▶ **The exercise**:
Scan the records for the word "letter". Copy each line that includes it.

▶ **Data rows**:
****************

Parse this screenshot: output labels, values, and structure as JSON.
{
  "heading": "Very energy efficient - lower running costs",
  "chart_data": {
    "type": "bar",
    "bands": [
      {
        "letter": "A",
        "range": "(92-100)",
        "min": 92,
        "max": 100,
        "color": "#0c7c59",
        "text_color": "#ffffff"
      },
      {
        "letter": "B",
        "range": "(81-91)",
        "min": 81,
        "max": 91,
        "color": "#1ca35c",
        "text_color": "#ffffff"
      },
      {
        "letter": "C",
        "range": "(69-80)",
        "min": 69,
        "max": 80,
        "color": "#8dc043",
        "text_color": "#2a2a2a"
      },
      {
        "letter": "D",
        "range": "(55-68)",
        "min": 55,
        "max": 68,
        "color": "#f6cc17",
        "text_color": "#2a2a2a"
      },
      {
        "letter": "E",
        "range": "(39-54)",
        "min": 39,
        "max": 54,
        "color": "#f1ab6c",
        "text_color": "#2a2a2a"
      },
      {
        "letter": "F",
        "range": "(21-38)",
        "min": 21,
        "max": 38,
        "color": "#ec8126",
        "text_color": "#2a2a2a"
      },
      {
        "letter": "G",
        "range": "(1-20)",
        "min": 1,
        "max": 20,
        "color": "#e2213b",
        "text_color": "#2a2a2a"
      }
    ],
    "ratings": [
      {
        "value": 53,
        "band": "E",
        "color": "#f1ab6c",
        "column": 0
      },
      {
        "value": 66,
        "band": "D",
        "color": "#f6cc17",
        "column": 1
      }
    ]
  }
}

****************

▶ **Result below**:
        "letter": "A",
        "letter": "B",
        "letter": "C",
        "letter": "D",
        "letter": "E",
        "letter": "F",
        "letter": "G",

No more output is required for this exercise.